--- START OF Information supplied ---

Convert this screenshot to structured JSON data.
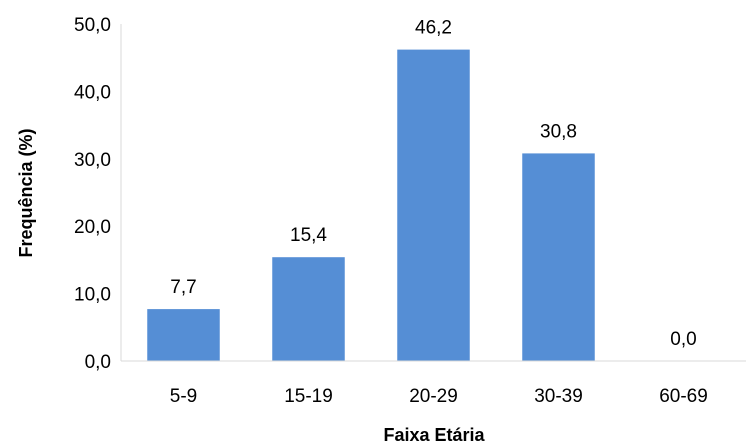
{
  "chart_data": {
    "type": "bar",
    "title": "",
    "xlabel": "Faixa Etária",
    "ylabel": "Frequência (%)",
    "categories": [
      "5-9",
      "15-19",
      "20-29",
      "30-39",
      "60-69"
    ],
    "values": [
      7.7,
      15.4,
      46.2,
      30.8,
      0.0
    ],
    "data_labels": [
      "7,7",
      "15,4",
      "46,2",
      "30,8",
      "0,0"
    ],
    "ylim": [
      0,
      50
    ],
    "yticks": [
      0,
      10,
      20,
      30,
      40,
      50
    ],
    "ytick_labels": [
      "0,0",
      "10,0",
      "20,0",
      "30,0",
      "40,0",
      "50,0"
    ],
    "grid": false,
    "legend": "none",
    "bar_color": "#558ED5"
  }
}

--- END OF Information supplied ---
--- START OF Information supplied ---

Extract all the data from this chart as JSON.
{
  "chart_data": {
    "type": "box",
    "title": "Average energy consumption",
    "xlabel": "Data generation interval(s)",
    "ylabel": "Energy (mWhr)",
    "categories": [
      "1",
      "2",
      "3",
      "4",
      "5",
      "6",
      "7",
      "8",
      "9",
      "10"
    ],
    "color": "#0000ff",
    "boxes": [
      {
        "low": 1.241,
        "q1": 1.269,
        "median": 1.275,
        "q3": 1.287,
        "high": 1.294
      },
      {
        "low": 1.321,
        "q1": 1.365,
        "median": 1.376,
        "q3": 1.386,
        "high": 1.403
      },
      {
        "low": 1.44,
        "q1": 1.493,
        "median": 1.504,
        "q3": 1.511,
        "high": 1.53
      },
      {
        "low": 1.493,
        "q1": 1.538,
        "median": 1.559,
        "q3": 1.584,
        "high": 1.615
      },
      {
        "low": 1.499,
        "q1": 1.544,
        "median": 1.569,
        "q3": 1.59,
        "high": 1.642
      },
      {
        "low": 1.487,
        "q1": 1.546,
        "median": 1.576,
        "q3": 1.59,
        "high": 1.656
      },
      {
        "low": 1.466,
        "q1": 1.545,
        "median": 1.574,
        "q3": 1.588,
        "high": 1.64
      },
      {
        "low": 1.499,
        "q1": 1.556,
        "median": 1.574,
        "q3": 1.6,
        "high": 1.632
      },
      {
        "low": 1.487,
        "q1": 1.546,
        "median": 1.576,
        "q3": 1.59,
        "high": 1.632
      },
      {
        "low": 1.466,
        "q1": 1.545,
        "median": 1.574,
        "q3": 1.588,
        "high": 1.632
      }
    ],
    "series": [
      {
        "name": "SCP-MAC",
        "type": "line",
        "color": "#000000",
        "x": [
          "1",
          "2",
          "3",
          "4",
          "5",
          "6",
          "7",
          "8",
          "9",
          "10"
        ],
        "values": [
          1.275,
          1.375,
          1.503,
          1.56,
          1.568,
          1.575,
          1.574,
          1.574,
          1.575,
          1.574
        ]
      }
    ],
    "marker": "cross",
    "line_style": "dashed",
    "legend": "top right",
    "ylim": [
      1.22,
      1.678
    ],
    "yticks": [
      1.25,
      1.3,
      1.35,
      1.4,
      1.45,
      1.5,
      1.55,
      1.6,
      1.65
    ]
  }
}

--- END OF Information supplied ---

**Directions for this task:** Your answer should be a single number: the count of lines in these records that hold the string "high".

**The reply:** 10